Data in this exercise:
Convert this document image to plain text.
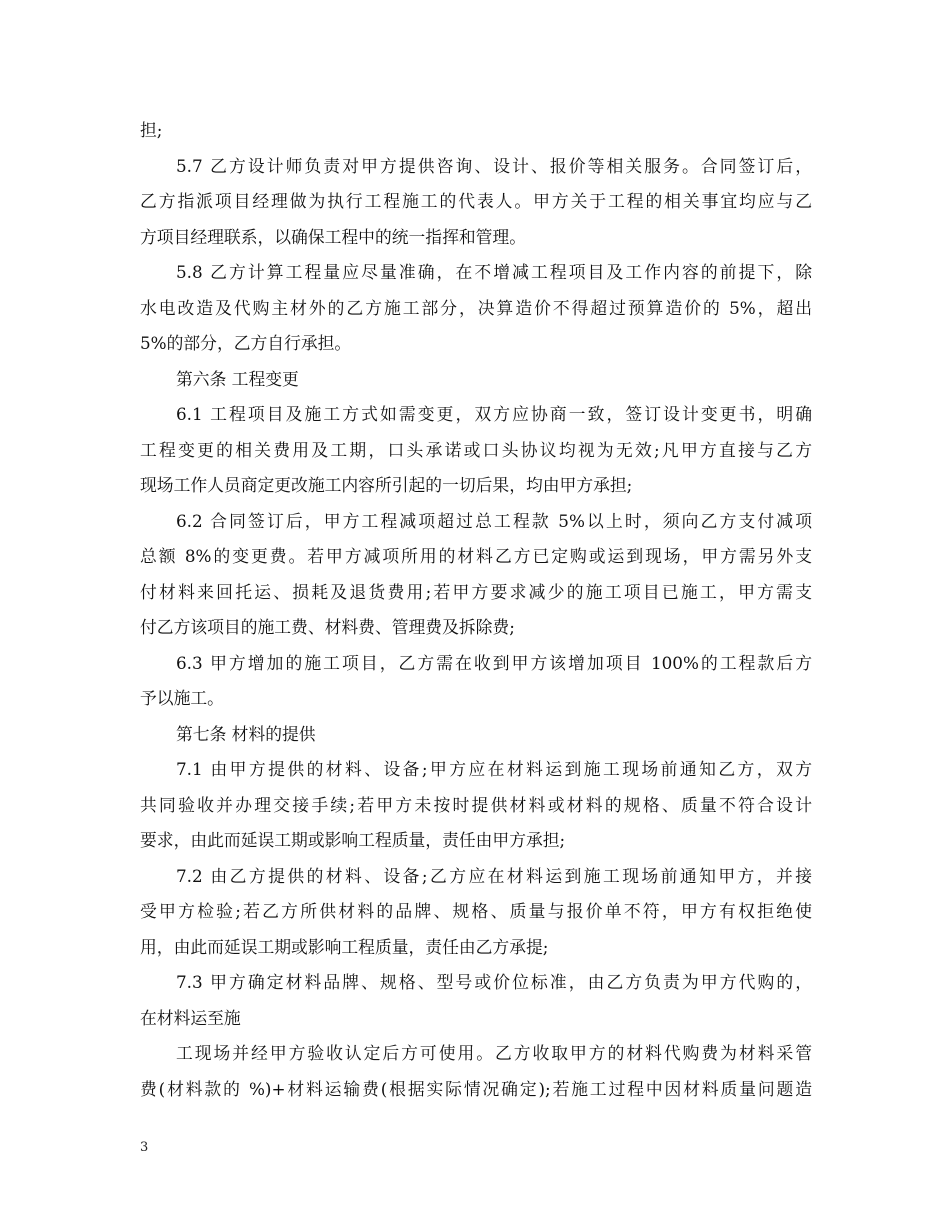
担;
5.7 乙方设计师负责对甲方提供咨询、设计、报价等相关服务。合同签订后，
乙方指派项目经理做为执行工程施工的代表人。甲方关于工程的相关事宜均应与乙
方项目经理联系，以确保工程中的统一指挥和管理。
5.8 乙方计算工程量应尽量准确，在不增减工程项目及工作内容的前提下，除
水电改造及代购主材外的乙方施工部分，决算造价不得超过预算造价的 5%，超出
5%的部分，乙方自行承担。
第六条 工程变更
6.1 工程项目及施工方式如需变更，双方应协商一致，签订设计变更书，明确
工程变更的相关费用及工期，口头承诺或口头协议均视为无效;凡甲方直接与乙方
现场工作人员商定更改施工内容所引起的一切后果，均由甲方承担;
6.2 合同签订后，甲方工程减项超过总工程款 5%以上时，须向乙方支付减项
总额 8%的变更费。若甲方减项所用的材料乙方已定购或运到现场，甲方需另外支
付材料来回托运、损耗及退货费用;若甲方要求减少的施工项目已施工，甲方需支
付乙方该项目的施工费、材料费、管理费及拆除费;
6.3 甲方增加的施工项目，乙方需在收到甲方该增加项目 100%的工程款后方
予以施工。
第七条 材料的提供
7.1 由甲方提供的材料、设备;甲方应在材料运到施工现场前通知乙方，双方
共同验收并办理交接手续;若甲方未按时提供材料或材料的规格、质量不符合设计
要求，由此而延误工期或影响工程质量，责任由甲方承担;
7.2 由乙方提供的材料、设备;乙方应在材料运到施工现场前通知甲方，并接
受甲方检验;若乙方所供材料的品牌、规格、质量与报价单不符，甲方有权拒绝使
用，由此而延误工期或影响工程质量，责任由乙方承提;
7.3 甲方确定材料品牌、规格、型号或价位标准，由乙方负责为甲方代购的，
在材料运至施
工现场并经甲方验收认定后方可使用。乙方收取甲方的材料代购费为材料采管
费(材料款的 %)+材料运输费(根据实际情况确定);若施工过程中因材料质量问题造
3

---

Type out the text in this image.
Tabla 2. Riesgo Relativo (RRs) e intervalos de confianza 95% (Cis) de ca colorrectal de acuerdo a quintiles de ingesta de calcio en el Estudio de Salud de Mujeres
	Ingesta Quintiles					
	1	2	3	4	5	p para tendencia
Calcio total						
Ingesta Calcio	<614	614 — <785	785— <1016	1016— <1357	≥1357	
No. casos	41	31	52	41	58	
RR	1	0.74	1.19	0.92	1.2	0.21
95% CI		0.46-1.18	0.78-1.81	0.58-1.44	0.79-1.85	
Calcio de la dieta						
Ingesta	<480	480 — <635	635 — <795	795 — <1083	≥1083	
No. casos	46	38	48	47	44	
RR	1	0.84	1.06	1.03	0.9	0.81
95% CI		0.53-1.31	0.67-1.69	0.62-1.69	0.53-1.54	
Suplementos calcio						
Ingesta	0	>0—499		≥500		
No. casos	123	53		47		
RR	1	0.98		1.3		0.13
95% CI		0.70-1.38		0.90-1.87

...

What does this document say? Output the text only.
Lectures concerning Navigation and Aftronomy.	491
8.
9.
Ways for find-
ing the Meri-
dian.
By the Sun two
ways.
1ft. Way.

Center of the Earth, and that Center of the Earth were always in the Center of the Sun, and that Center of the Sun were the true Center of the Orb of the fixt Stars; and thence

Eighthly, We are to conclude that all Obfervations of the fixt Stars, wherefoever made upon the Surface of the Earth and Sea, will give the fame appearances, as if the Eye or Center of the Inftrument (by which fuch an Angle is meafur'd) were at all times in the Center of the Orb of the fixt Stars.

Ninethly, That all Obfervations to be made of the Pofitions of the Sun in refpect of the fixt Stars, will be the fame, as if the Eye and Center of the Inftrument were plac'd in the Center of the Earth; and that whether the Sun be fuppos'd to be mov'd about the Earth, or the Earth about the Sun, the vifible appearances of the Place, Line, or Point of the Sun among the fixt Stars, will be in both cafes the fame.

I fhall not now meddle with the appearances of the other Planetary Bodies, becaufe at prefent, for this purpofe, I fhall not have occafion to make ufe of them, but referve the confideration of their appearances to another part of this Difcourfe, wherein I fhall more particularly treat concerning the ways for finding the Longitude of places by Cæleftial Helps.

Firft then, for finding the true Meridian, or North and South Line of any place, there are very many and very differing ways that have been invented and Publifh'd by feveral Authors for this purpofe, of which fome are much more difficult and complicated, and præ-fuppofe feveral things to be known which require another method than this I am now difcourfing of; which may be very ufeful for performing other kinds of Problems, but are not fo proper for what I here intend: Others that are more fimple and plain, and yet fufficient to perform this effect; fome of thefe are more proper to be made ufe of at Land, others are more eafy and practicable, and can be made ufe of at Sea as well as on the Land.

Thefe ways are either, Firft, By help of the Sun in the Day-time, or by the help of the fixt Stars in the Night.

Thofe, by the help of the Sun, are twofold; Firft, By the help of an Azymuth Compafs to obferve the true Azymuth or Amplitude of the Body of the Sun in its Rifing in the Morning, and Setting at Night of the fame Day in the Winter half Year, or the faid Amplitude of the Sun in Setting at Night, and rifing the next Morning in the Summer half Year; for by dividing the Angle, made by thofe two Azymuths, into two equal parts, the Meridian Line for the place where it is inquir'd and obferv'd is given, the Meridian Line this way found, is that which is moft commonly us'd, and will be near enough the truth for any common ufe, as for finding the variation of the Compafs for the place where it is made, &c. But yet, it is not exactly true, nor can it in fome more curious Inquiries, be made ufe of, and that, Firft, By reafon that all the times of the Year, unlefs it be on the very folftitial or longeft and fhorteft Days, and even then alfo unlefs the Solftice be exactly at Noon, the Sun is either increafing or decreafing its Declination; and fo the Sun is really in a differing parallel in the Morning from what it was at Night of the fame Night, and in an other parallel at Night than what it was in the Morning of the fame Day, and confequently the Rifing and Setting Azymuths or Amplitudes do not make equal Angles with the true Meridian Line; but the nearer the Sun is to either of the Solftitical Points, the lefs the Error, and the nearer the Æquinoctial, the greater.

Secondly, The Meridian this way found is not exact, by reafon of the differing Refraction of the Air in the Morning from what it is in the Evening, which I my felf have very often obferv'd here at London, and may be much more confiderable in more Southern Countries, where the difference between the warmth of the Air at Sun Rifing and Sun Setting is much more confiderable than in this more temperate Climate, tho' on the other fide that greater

Problem statement: Only lines with the word "concerning" are wanted, so copy each one from the records.

Task output:
Lectures concerning Navigation and Aftronomy.	491
I fhall not now meddle with the appearances of the other Planetary Bodies, becaufe at prefent, for this purpofe, I fhall not have occafion to make ufe of them, but referve the confideration of their appearances to another part of this Difcourfe, wherein I fhall more particularly treat concerning the ways for finding the Longitude of places by Cæleftial Helps.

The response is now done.